A new treasury of Lincoln photographs

7/31/2024 Chris Wills

The Abraham Lincoln Presidential Library and Museum has created a new collection of high-resolution Lincoln photographs. The “Picturing Lincoln” project is starting with 1,001 images, but several thousand more will be added in the coming months.

There are plenty of concrete reasons to share these pictures. They will assist scholars around the world, reduce wear and tear on the original photos, and cut our staff time spent retrieving photos. But the fundamental reason is that these photos belong to the world, just as Lincoln’s legacy does. Thanks to the internet (and a $100,000 grant from the Illinois State Library), we now have the ability to let everyone, everywhere study these images and ponder what they tell us about America’s greatest president and his place in history.

Here’s a sampling of what can be found at www.PresidentLincoln.Illinois.gov/PicturingLincoln.

* * * * * * * * *

# [Problem A]
Retype the Lincoln photographs article starting with "7/31/2024 Chris Wills" and going on through "found at www.PresidentLincoln.Illinois.gov/PicturingLincoln.".
# [Problem B]
Apart from the fundamental reason, list the concrete benefits of sharing the photographs that the Lincoln photographs article names.
Nothing in the listing that comes next is needed for this.

Document layout analysis data
* * * * * * * * *

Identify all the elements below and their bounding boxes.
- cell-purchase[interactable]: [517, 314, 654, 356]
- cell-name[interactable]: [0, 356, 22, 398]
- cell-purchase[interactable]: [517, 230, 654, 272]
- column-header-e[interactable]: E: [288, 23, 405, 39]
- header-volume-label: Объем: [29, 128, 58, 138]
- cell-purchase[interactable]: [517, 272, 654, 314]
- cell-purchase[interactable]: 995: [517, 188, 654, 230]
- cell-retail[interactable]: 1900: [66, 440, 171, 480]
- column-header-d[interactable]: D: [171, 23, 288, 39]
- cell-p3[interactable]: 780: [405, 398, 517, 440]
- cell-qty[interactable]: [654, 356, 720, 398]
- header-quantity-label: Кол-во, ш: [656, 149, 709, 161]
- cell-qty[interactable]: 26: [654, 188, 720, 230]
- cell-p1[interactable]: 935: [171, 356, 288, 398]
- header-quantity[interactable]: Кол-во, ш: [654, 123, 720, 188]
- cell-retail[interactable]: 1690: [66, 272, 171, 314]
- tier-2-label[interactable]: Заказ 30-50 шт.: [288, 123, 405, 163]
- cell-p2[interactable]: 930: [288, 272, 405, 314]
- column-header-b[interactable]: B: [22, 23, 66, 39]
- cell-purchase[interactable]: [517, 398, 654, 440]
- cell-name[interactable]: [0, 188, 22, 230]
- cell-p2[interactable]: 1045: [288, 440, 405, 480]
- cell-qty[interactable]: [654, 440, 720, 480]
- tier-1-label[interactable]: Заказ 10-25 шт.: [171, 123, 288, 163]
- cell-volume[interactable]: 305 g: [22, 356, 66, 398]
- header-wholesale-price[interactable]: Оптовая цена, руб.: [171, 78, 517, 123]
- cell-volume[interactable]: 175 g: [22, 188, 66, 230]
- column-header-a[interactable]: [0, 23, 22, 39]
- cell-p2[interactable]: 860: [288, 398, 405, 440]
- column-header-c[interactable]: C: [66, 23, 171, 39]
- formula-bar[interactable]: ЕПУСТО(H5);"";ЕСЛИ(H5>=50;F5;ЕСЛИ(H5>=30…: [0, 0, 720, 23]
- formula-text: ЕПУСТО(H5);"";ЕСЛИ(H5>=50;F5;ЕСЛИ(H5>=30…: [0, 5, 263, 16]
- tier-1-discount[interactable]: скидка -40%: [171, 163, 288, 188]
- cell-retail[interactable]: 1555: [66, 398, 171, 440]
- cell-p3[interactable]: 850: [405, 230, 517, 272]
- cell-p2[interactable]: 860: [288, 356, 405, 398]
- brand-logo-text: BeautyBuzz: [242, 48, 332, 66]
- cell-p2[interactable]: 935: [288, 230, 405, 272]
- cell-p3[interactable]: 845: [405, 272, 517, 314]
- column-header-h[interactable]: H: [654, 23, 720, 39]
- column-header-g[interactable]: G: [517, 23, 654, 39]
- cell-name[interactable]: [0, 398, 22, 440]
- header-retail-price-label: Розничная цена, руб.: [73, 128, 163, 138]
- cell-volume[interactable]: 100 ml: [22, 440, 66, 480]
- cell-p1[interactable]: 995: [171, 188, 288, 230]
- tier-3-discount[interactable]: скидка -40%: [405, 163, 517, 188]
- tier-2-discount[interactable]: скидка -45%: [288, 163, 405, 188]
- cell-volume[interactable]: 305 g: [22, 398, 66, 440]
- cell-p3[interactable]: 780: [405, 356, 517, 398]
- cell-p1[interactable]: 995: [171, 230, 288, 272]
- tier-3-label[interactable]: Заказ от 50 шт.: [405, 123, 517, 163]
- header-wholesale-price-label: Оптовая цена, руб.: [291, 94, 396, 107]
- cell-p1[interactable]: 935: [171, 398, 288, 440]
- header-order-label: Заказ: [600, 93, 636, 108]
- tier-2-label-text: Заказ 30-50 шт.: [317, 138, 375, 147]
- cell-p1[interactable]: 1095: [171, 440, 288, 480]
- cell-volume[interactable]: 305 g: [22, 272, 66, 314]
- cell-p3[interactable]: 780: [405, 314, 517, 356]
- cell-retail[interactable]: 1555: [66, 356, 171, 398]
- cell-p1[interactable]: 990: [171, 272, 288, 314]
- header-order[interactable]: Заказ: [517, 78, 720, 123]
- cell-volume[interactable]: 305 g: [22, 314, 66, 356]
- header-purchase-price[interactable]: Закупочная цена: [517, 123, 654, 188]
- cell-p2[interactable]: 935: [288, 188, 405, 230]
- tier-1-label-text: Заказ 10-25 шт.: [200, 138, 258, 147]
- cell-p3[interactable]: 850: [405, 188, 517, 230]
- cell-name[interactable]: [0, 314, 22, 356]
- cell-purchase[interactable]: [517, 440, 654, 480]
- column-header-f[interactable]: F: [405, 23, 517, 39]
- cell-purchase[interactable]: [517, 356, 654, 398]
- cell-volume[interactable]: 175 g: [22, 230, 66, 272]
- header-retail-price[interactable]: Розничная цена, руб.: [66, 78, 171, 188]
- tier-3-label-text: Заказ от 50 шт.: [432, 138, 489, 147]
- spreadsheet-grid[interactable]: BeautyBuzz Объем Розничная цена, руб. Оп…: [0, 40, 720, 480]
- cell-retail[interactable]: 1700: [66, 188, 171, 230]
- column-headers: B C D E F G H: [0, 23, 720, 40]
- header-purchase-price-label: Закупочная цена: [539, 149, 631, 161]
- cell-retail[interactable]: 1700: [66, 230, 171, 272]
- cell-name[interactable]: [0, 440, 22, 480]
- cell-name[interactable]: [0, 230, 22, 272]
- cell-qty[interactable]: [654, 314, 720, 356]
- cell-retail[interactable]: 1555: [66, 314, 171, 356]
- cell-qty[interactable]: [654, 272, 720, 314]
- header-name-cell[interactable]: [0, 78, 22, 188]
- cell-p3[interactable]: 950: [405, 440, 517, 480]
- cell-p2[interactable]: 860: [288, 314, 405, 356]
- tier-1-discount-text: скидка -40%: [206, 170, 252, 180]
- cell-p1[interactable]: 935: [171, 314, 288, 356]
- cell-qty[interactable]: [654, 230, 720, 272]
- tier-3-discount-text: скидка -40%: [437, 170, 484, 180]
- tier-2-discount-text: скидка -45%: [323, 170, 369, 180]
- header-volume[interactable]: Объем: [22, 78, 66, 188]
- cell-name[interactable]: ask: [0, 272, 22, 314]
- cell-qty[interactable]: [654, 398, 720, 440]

* * * * * * * * *

# [Problem solution A]
7/31/2024 Chris Wills

The Abraham Lincoln Presidential Library and Museum has created a new collection of high-resolution Lincoln photographs. The “Picturing Lincoln” project is starting with 1,001 images, but several thousand more will be added in the coming months.

There are plenty of concrete reasons to share these pictures. They will assist scholars around the world, reduce wear and tear on the original photos, and cut our staff time spent retrieving photos. But the fundamental reason is that these photos belong to the world, just as Lincoln’s legacy does. Thanks to the internet (and a $100,000 grant from the Illinois State Library), we now have the ability to let everyone, everywhere study these images and ponder what they tell us about America’s greatest president and his place in history.

Here’s a sampling of what can be found at www.PresidentLincoln.Illinois.gov/PicturingLincoln.

# [Problem solution B]
- Assisting scholars around the world
- Reducing wear and tear on the original photos
- Cutting staff time spent retrieving photos